§ Information provided:
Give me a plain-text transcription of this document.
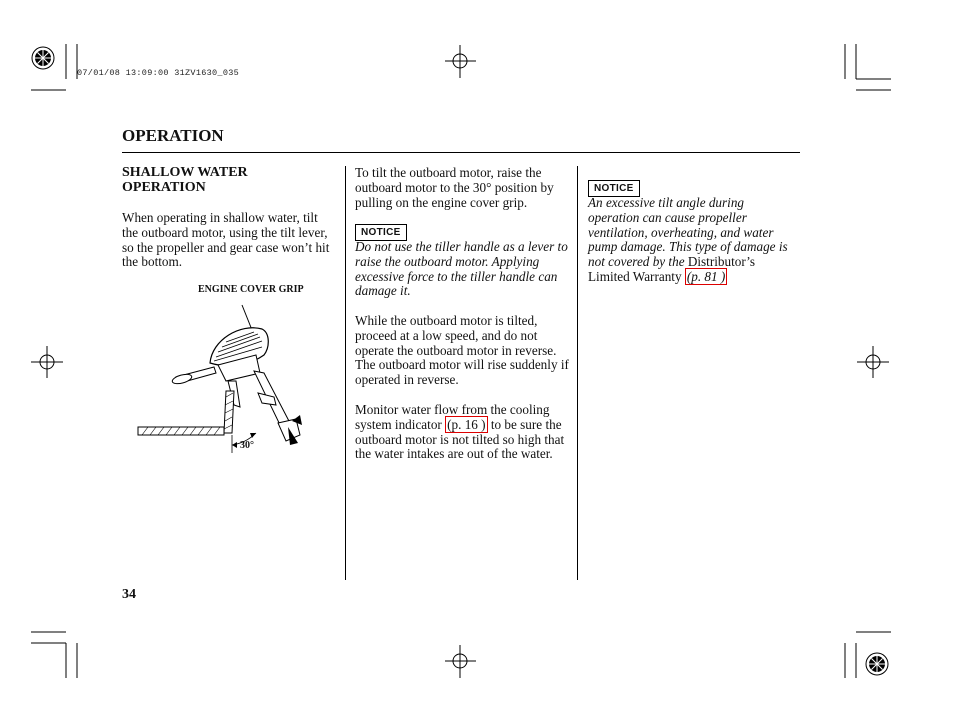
07/01/08 13:09:00 31ZV1630_035
OPERATION
SHALLOW WATER
OPERATION
When operating in shallow water, tilt the outboard motor, using the tilt lever, so the propeller and gear case won’t hit the bottom.
ENGINE COVER GRIP
30°
To tilt the outboard motor, raise the outboard motor to the 30° position by pulling on the engine cover grip.
NOTICE
Do not use the tiller handle as a lever to raise the outboard motor. Applying excessive force to the tiller handle can damage it.
While the outboard motor is tilted, proceed at a low speed, and do not operate the outboard motor in reverse. The outboard motor will rise suddenly if operated in reverse.
Monitor water flow from the cooling system indicator (p. 16 ) to be sure the outboard motor is not tilted so high that the water intakes are out of the water.
NOTICE
An excessive tilt angle during operation can cause propeller ventilation, overheating, and water pump damage. This type of damage is not covered by the Distributor’s Limited Warranty (p. 81 )
34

§ Work to do: An exact transcription of all the entries is required, without the pictures.

§ Task response:
Give me a plain-text transcription of this document.
07/01/08 13:09:00 31ZV1630_035
OPERATION
SHALLOW WATER
OPERATION
When operating in shallow water, tilt the outboard motor, using the tilt lever, so the propeller and gear case won’t hit the bottom.
ENGINE COVER GRIP
30°
To tilt the outboard motor, raise the outboard motor to the 30° position by pulling on the engine cover grip.
NOTICE
Do not use the tiller handle as a lever to raise the outboard motor. Applying excessive force to the tiller handle can damage it.
While the outboard motor is tilted, proceed at a low speed, and do not operate the outboard motor in reverse. The outboard motor will rise suddenly if operated in reverse.
Monitor water flow from the cooling system indicator (p. 16 ) to be sure the outboard motor is not tilted so high that the water intakes are out of the water.
NOTICE
An excessive tilt angle during operation can cause propeller ventilation, overheating, and water pump damage. This type of damage is not covered by the Distributor’s Limited Warranty (p. 81 )
34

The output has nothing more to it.